TASK INSTRUCTIONS:
Would you write out the listing verbatim and skip every picture in it?
begin
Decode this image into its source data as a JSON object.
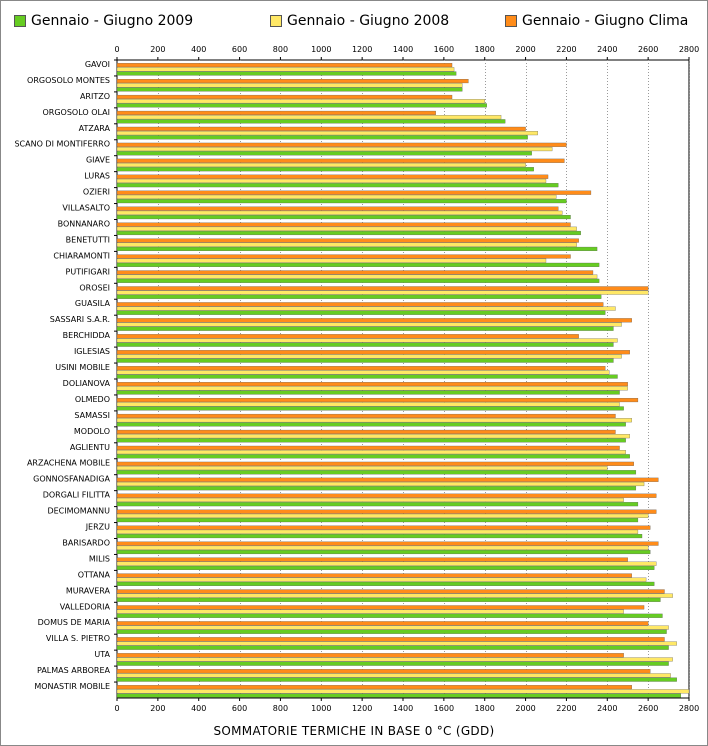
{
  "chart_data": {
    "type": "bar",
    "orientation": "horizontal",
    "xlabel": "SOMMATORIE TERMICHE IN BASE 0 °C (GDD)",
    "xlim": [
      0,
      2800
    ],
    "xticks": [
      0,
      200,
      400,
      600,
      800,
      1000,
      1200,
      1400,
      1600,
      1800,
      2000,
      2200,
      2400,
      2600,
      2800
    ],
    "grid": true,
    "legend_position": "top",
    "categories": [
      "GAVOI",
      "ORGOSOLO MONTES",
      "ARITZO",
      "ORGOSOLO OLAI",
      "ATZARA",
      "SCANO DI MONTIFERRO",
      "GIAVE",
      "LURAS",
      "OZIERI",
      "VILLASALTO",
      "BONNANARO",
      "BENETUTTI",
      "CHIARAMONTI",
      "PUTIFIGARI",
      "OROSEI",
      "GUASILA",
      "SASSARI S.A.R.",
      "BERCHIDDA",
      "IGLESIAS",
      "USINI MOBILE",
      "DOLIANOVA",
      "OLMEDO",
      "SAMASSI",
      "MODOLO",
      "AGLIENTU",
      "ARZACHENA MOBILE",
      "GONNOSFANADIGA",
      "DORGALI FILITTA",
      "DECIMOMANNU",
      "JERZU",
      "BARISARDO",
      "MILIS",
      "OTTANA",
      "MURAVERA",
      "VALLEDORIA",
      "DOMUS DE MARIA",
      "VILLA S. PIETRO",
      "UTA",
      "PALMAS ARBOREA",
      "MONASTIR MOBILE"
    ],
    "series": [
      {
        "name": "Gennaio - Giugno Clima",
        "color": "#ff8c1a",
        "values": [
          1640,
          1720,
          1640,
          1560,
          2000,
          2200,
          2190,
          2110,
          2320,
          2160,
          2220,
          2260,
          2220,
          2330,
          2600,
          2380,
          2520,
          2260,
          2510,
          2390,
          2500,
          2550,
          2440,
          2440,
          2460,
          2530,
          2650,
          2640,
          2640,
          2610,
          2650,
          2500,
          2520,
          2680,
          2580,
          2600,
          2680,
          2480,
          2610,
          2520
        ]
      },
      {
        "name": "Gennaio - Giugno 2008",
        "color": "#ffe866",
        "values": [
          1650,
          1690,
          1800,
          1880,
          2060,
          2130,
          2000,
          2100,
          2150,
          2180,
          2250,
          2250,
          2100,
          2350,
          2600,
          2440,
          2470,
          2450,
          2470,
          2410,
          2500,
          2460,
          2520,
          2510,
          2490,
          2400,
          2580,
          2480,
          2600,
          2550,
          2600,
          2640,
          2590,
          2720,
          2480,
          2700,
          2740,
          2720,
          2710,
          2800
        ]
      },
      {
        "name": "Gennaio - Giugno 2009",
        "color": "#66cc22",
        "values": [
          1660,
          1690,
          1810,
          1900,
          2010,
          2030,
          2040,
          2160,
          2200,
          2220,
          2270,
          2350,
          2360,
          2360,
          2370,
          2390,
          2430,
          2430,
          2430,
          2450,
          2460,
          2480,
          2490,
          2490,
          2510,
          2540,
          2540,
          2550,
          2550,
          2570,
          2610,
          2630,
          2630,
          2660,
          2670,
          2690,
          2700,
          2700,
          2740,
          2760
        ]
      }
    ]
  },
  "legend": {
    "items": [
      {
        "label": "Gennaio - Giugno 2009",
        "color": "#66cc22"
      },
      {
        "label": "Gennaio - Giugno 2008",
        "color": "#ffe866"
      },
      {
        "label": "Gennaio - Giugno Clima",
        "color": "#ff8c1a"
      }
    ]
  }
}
end
COMPLETE OUTPUT:
Decode this image into its source data as a JSON object.
{
  "chart_data": {
    "type": "bar",
    "orientation": "horizontal",
    "xlabel": "SOMMATORIE TERMICHE IN BASE 0 °C (GDD)",
    "xlim": [
      0,
      2800
    ],
    "xticks": [
      0,
      200,
      400,
      600,
      800,
      1000,
      1200,
      1400,
      1600,
      1800,
      2000,
      2200,
      2400,
      2600,
      2800
    ],
    "grid": true,
    "legend_position": "top",
    "categories": [
      "GAVOI",
      "ORGOSOLO MONTES",
      "ARITZO",
      "ORGOSOLO OLAI",
      "ATZARA",
      "SCANO DI MONTIFERRO",
      "GIAVE",
      "LURAS",
      "OZIERI",
      "VILLASALTO",
      "BONNANARO",
      "BENETUTTI",
      "CHIARAMONTI",
      "PUTIFIGARI",
      "OROSEI",
      "GUASILA",
      "SASSARI S.A.R.",
      "BERCHIDDA",
      "IGLESIAS",
      "USINI MOBILE",
      "DOLIANOVA",
      "OLMEDO",
      "SAMASSI",
      "MODOLO",
      "AGLIENTU",
      "ARZACHENA MOBILE",
      "GONNOSFANADIGA",
      "DORGALI FILITTA",
      "DECIMOMANNU",
      "JERZU",
      "BARISARDO",
      "MILIS",
      "OTTANA",
      "MURAVERA",
      "VALLEDORIA",
      "DOMUS DE MARIA",
      "VILLA S. PIETRO",
      "UTA",
      "PALMAS ARBOREA",
      "MONASTIR MOBILE"
    ],
    "series": [
      {
        "name": "Gennaio - Giugno Clima",
        "color": "#ff8c1a",
        "values": [
          1640,
          1720,
          1640,
          1560,
          2000,
          2200,
          2190,
          2110,
          2320,
          2160,
          2220,
          2260,
          2220,
          2330,
          2600,
          2380,
          2520,
          2260,
          2510,
          2390,
          2500,
          2550,
          2440,
          2440,
          2460,
          2530,
          2650,
          2640,
          2640,
          2610,
          2650,
          2500,
          2520,
          2680,
          2580,
          2600,
          2680,
          2480,
          2610,
          2520
        ]
      },
      {
        "name": "Gennaio - Giugno 2008",
        "color": "#ffe866",
        "values": [
          1650,
          1690,
          1800,
          1880,
          2060,
          2130,
          2000,
          2100,
          2150,
          2180,
          2250,
          2250,
          2100,
          2350,
          2600,
          2440,
          2470,
          2450,
          2470,
          2410,
          2500,
          2460,
          2520,
          2510,
          2490,
          2400,
          2580,
          2480,
          2600,
          2550,
          2600,
          2640,
          2590,
          2720,
          2480,
          2700,
          2740,
          2720,
          2710,
          2800
        ]
      },
      {
        "name": "Gennaio - Giugno 2009",
        "color": "#66cc22",
        "values": [
          1660,
          1690,
          1810,
          1900,
          2010,
          2030,
          2040,
          2160,
          2200,
          2220,
          2270,
          2350,
          2360,
          2360,
          2370,
          2390,
          2430,
          2430,
          2430,
          2450,
          2460,
          2480,
          2490,
          2490,
          2510,
          2540,
          2540,
          2550,
          2550,
          2570,
          2610,
          2630,
          2630,
          2660,
          2670,
          2690,
          2700,
          2700,
          2740,
          2760
        ]
      }
    ]
  },
  "legend": {
    "items": [
      {
        "label": "Gennaio - Giugno 2009",
        "color": "#66cc22"
      },
      {
        "label": "Gennaio - Giugno 2008",
        "color": "#ffe866"
      },
      {
        "label": "Gennaio - Giugno Clima",
        "color": "#ff8c1a"
      }
    ]
  }
}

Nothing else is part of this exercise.